Request — Report, as a bare number, how many lines hold "anomalies".

Supplied material —
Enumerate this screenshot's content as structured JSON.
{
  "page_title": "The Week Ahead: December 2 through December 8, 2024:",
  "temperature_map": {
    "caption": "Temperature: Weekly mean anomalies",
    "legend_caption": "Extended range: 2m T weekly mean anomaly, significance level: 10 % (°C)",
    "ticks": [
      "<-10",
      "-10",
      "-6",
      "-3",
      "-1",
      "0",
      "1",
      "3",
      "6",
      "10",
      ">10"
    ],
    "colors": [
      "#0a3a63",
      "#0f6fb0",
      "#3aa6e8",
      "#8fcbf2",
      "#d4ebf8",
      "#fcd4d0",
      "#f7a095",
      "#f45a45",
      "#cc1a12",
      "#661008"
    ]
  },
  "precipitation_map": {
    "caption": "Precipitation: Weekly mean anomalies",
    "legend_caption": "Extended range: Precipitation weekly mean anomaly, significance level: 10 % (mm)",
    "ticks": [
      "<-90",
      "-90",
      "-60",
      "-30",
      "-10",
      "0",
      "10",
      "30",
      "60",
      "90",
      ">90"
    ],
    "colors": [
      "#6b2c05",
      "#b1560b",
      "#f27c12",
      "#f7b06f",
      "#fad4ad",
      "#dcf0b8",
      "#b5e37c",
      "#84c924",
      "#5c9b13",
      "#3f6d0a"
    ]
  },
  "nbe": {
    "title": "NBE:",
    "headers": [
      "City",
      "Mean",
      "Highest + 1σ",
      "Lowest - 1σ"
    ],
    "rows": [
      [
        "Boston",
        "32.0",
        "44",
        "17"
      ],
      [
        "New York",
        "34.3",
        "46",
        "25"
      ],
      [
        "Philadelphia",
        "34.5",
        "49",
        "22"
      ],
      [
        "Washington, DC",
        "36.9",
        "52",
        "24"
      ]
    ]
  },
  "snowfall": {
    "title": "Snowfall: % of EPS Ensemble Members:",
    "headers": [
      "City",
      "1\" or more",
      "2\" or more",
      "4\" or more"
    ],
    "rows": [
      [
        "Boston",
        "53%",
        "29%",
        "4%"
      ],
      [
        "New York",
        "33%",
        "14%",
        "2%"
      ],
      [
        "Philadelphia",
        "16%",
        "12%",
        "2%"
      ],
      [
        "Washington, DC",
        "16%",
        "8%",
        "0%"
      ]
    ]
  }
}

Worked answer — 2